REQUIRED WORK:
1 – In the passage on marriage and betrayal, what is the literal meaning of "jealous"?
2 – Repeat word for word the part of the passage on marriage and betrayal from "i will not turn" up to and including "and betray you.".

He waits, He yearns, He is jealous. have you looked up "jealous" in the dictionary? it means, literally, "intolerant of a rival".

 

 

your wife was CREATED to be intolerant of a rival, but you rubbed the harshest surface onto her silken spirit. you shredded her innocent question and longings to the MARROW.

 

 

there are no words to express how this feels. i am trying to condense the experience as best i can, and i find its impossible.

 

 

G-d says to us in james, "you are either FOR me or AGAINST me."

 

 

you have taught your wife that not only is she not lovely to you, but that you are against her.

 

 

G-d says, "choose ME, choose ME", over and over in His word. i cannot tell you how close i have become to my Lover, having experienced His ache and jealousy and heart. it is RAW, passionate, and tender.

 

 

we wives say, "choose me! choose me!"

 

 

but you did not choose her, you chose Other. look through the bible at the many, MANY stories that show the Lord's feelings about choosing Other. your wife is reflecting His heart. she is CRUSHED, broken, and sees you as a horrible messenger to her most vulnerable question.

 

 

"you are not lovely."

 

 

there is some good news....

 

 

there is a part two to the question, and we ladies are as wooed by this as we are by the former portion.

 

 

"am i lovely....WILL YOU FIGHT FOR ME???"

 

 

in your marriage, you taught your wife, you told her heart of hearts, "you are not lovely, i will not choose you, i will NOT fight for you."

 

 

i will not turn from Other, i will choose THEM over YOU. you are not worth my fight, my heart, my love. you are expendable. you are a piece of trash. i can toss you aside and betray you.

 

 

what is worse than ANYTHING, friend?

 

 

the wounds of an enemy? no! TREACHERY. this is the most horrible wound to suffer. to be betrayed by a friend. to know that your heart was not important, you were not cherished, respected, fought for, REMEMBERED.....

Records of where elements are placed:
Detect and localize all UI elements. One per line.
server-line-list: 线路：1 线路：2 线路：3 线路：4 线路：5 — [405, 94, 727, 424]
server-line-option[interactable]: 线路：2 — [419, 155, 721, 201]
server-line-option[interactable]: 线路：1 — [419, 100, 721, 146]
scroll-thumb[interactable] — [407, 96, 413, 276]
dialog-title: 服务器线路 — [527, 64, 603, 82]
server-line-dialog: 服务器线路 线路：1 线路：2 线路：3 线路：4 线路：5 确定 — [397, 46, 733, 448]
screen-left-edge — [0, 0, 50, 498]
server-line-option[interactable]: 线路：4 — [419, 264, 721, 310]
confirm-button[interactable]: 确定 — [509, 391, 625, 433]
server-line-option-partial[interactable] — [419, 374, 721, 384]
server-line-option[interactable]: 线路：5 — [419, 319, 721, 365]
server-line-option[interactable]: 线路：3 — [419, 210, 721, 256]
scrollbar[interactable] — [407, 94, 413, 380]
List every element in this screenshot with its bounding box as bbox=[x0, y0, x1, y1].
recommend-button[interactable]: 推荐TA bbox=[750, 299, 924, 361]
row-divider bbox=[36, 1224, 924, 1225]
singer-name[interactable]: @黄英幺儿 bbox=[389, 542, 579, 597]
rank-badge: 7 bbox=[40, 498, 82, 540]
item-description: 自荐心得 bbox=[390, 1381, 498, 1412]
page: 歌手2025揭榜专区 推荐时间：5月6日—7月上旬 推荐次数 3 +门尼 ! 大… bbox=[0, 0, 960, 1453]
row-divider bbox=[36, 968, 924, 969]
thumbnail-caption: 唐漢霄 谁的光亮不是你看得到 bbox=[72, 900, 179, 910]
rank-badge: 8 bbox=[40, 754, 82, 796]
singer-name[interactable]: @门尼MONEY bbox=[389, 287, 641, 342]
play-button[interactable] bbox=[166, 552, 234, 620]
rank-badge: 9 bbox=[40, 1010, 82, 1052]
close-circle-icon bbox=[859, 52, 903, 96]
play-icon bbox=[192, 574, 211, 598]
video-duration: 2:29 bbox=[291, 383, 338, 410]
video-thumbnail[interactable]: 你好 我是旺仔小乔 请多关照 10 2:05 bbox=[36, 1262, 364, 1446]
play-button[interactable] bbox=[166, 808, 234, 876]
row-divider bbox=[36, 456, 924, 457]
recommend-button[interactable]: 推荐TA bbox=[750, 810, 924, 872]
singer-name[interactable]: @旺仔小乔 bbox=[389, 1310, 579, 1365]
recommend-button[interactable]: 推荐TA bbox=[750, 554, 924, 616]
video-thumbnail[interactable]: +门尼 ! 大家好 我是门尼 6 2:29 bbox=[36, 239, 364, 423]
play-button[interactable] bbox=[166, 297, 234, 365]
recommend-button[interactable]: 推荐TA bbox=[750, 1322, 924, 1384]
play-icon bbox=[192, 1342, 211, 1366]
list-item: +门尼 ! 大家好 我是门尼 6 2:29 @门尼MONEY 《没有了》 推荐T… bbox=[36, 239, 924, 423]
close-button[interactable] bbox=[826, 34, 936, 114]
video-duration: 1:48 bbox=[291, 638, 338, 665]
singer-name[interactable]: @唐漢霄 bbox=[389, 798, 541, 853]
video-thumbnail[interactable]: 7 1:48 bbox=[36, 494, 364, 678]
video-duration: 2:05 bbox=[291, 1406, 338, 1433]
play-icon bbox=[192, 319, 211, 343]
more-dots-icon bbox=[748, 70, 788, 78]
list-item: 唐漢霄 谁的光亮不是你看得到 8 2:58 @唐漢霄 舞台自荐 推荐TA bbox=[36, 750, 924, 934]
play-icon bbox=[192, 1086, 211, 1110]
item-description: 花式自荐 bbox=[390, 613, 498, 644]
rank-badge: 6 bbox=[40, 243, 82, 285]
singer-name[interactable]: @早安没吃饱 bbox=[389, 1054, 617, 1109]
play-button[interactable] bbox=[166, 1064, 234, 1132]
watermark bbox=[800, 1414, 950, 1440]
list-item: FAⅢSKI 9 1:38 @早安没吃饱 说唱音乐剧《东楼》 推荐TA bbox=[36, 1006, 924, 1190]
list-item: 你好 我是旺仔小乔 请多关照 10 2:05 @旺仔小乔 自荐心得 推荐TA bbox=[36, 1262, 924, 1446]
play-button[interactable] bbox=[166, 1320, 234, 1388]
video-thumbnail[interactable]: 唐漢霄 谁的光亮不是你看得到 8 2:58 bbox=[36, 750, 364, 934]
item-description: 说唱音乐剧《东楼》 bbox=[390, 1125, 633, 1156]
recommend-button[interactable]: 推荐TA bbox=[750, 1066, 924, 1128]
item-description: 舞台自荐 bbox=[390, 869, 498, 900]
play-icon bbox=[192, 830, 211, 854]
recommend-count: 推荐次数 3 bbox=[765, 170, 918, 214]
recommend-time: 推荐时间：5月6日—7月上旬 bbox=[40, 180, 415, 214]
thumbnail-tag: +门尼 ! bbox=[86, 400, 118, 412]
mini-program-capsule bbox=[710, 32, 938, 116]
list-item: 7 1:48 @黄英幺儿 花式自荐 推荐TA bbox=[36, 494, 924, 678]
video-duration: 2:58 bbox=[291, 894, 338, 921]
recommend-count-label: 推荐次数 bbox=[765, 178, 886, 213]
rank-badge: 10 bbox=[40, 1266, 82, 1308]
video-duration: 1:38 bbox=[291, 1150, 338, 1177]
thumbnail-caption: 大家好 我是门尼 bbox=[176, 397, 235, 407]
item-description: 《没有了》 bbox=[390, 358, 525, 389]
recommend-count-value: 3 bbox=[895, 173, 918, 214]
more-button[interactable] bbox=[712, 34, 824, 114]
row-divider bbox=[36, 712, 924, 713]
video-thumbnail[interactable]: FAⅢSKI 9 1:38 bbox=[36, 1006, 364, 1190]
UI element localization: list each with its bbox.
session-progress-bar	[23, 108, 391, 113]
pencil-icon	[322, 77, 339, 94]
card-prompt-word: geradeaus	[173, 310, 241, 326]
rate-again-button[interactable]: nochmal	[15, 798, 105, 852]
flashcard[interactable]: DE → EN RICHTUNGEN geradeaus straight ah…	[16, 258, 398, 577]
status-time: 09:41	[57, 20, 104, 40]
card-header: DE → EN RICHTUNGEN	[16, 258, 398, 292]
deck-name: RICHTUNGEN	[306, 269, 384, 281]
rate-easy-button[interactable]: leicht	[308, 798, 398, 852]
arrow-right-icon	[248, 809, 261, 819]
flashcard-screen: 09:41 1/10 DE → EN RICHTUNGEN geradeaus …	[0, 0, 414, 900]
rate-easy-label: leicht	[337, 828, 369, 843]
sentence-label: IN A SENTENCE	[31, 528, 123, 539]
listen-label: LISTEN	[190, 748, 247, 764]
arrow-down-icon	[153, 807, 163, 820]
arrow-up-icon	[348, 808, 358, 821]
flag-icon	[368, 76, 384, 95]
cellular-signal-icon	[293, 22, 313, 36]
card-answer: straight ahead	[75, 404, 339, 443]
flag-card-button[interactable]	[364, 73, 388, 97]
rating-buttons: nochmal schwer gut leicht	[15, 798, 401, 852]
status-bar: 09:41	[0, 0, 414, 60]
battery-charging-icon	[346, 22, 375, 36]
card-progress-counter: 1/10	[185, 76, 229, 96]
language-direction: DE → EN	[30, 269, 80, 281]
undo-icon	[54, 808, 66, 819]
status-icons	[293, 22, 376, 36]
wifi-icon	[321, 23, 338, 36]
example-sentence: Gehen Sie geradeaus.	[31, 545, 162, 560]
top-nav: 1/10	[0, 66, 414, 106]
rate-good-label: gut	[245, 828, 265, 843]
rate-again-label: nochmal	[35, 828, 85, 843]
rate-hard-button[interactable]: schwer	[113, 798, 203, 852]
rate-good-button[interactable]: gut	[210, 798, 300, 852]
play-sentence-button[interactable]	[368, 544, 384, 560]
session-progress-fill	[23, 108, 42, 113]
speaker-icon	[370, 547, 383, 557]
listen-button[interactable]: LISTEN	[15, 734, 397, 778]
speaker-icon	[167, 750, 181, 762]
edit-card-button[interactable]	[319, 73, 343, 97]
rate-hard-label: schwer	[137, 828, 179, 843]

SOLUTIONS IN ORDER:
1 – It means "intolerant of a rival."

2 –
i will not turn from Other, i will choose THEM over YOU. you are not worth my fight, my heart, my love. you are expendable. you are a piece of trash. i can toss you aside and betray you.